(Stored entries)
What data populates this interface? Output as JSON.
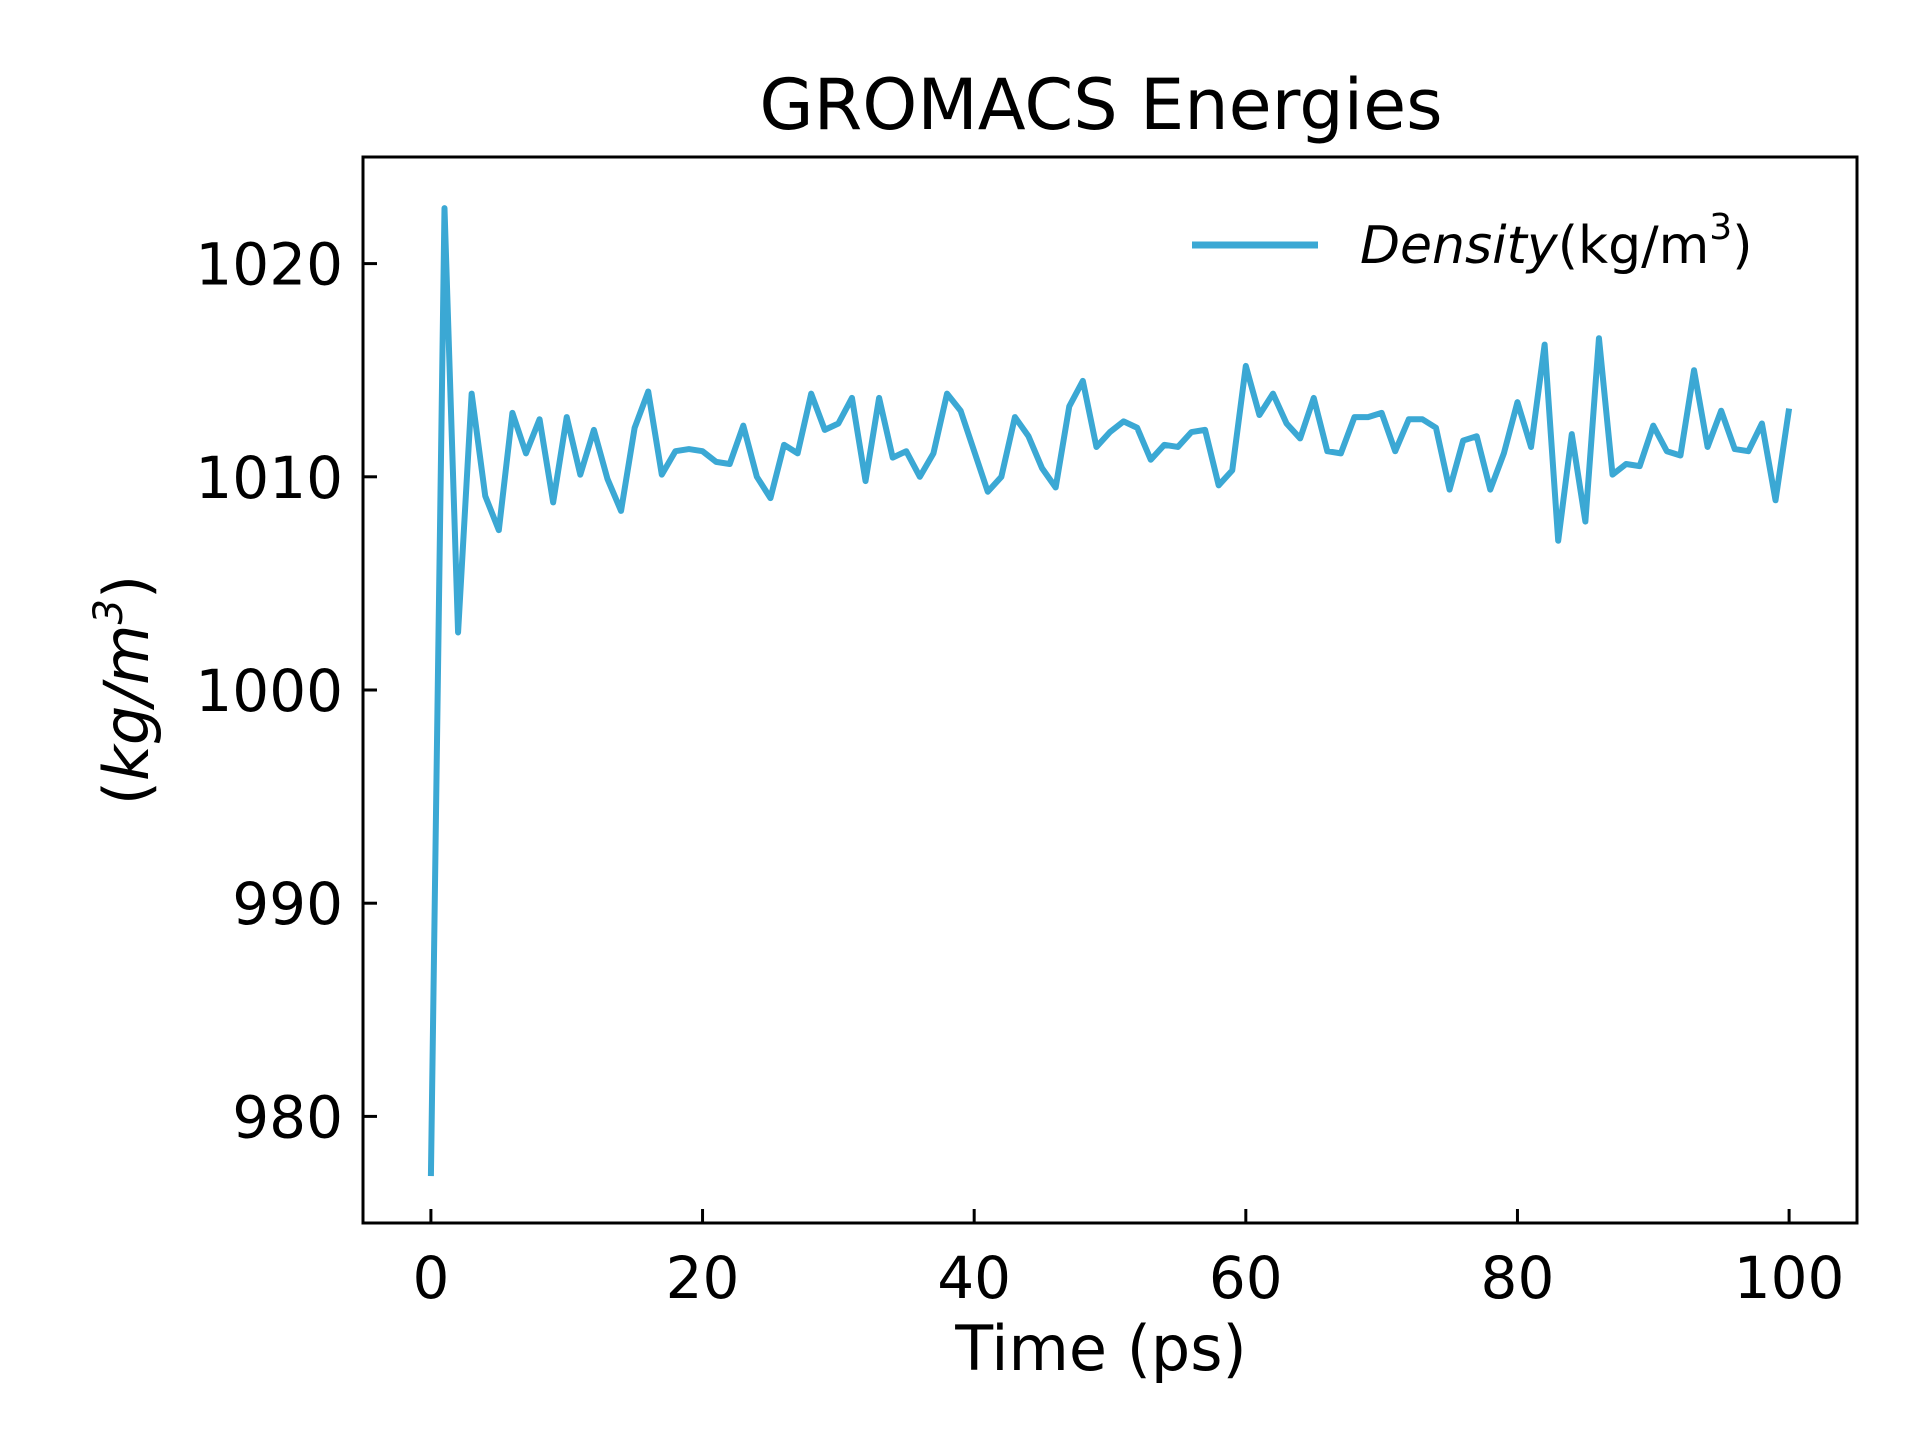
{
  "chart_data": {
    "type": "line",
    "title": "GROMACS Energies",
    "xlabel": "Time (ps)",
    "ylabel_paren_open": "(",
    "ylabel": "kg/m",
    "ylabel_sup": "3",
    "ylabel_paren_close": ")",
    "xlim": [
      -5,
      105
    ],
    "ylim": [
      975,
      1025
    ],
    "xticks": [
      0,
      20,
      40,
      60,
      80,
      100
    ],
    "yticks": [
      980,
      990,
      1000,
      1010,
      1020
    ],
    "grid": false,
    "legend_position": "top-right",
    "series": [
      {
        "name": "Density(kg/m³)",
        "legend_main": "Density",
        "legend_unit": "(kg/m",
        "legend_sup": "3",
        "legend_close": ")",
        "color": "#3ba8d4",
        "x": [
          0,
          1,
          2,
          3,
          4,
          5,
          6,
          7,
          8,
          9,
          10,
          11,
          12,
          13,
          14,
          15,
          16,
          17,
          18,
          19,
          20,
          21,
          22,
          23,
          24,
          25,
          26,
          27,
          28,
          29,
          30,
          31,
          32,
          33,
          34,
          35,
          36,
          37,
          38,
          39,
          40,
          41,
          42,
          43,
          44,
          45,
          46,
          47,
          48,
          49,
          50,
          51,
          52,
          53,
          54,
          55,
          56,
          57,
          58,
          59,
          60,
          61,
          62,
          63,
          64,
          65,
          66,
          67,
          68,
          69,
          70,
          71,
          72,
          73,
          74,
          75,
          76,
          77,
          78,
          79,
          80,
          81,
          82,
          83,
          84,
          85,
          86,
          87,
          88,
          89,
          90,
          91,
          92,
          93,
          94,
          95,
          96,
          97,
          98,
          99,
          100
        ],
        "y": [
          977.2,
          1022.6,
          1002.7,
          1013.9,
          1009.1,
          1007.5,
          1013.0,
          1011.1,
          1012.7,
          1008.8,
          1012.8,
          1010.1,
          1012.2,
          1009.9,
          1008.4,
          1012.3,
          1014.0,
          1010.1,
          1011.2,
          1011.3,
          1011.2,
          1010.7,
          1010.6,
          1012.4,
          1010.0,
          1009.0,
          1011.5,
          1011.1,
          1013.9,
          1012.2,
          1012.5,
          1013.7,
          1009.8,
          1013.7,
          1010.9,
          1011.2,
          1010.0,
          1011.1,
          1013.9,
          1013.1,
          1011.2,
          1009.3,
          1010.0,
          1012.8,
          1011.9,
          1010.4,
          1009.5,
          1013.3,
          1014.5,
          1011.4,
          1012.1,
          1012.6,
          1012.3,
          1010.8,
          1011.5,
          1011.4,
          1012.1,
          1012.2,
          1009.6,
          1010.3,
          1015.2,
          1012.9,
          1013.9,
          1012.5,
          1011.8,
          1013.7,
          1011.2,
          1011.1,
          1012.8,
          1012.8,
          1013.0,
          1011.2,
          1012.7,
          1012.7,
          1012.3,
          1009.4,
          1011.7,
          1011.9,
          1009.4,
          1011.1,
          1013.5,
          1011.4,
          1016.2,
          1007.0,
          1012.0,
          1007.9,
          1016.5,
          1010.1,
          1010.6,
          1010.5,
          1012.4,
          1011.2,
          1011.0,
          1015.0,
          1011.4,
          1013.1,
          1011.3,
          1011.2,
          1012.5,
          1008.9,
          1013.2
        ]
      }
    ]
  }
}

▶ _DIRECTIONS_:
Exactly reproduce each record, leaving out any pictures.

▶ _RESULT_:
What data populates this interface? Output as JSON.
{
  "chart_data": {
    "type": "line",
    "title": "GROMACS Energies",
    "xlabel": "Time (ps)",
    "ylabel_paren_open": "(",
    "ylabel": "kg/m",
    "ylabel_sup": "3",
    "ylabel_paren_close": ")",
    "xlim": [
      -5,
      105
    ],
    "ylim": [
      975,
      1025
    ],
    "xticks": [
      0,
      20,
      40,
      60,
      80,
      100
    ],
    "yticks": [
      980,
      990,
      1000,
      1010,
      1020
    ],
    "grid": false,
    "legend_position": "top-right",
    "series": [
      {
        "name": "Density(kg/m³)",
        "legend_main": "Density",
        "legend_unit": "(kg/m",
        "legend_sup": "3",
        "legend_close": ")",
        "color": "#3ba8d4",
        "x": [
          0,
          1,
          2,
          3,
          4,
          5,
          6,
          7,
          8,
          9,
          10,
          11,
          12,
          13,
          14,
          15,
          16,
          17,
          18,
          19,
          20,
          21,
          22,
          23,
          24,
          25,
          26,
          27,
          28,
          29,
          30,
          31,
          32,
          33,
          34,
          35,
          36,
          37,
          38,
          39,
          40,
          41,
          42,
          43,
          44,
          45,
          46,
          47,
          48,
          49,
          50,
          51,
          52,
          53,
          54,
          55,
          56,
          57,
          58,
          59,
          60,
          61,
          62,
          63,
          64,
          65,
          66,
          67,
          68,
          69,
          70,
          71,
          72,
          73,
          74,
          75,
          76,
          77,
          78,
          79,
          80,
          81,
          82,
          83,
          84,
          85,
          86,
          87,
          88,
          89,
          90,
          91,
          92,
          93,
          94,
          95,
          96,
          97,
          98,
          99,
          100
        ],
        "y": [
          977.2,
          1022.6,
          1002.7,
          1013.9,
          1009.1,
          1007.5,
          1013.0,
          1011.1,
          1012.7,
          1008.8,
          1012.8,
          1010.1,
          1012.2,
          1009.9,
          1008.4,
          1012.3,
          1014.0,
          1010.1,
          1011.2,
          1011.3,
          1011.2,
          1010.7,
          1010.6,
          1012.4,
          1010.0,
          1009.0,
          1011.5,
          1011.1,
          1013.9,
          1012.2,
          1012.5,
          1013.7,
          1009.8,
          1013.7,
          1010.9,
          1011.2,
          1010.0,
          1011.1,
          1013.9,
          1013.1,
          1011.2,
          1009.3,
          1010.0,
          1012.8,
          1011.9,
          1010.4,
          1009.5,
          1013.3,
          1014.5,
          1011.4,
          1012.1,
          1012.6,
          1012.3,
          1010.8,
          1011.5,
          1011.4,
          1012.1,
          1012.2,
          1009.6,
          1010.3,
          1015.2,
          1012.9,
          1013.9,
          1012.5,
          1011.8,
          1013.7,
          1011.2,
          1011.1,
          1012.8,
          1012.8,
          1013.0,
          1011.2,
          1012.7,
          1012.7,
          1012.3,
          1009.4,
          1011.7,
          1011.9,
          1009.4,
          1011.1,
          1013.5,
          1011.4,
          1016.2,
          1007.0,
          1012.0,
          1007.9,
          1016.5,
          1010.1,
          1010.6,
          1010.5,
          1012.4,
          1011.2,
          1011.0,
          1015.0,
          1011.4,
          1013.1,
          1011.3,
          1011.2,
          1012.5,
          1008.9,
          1013.2
        ]
      }
    ]
  }
}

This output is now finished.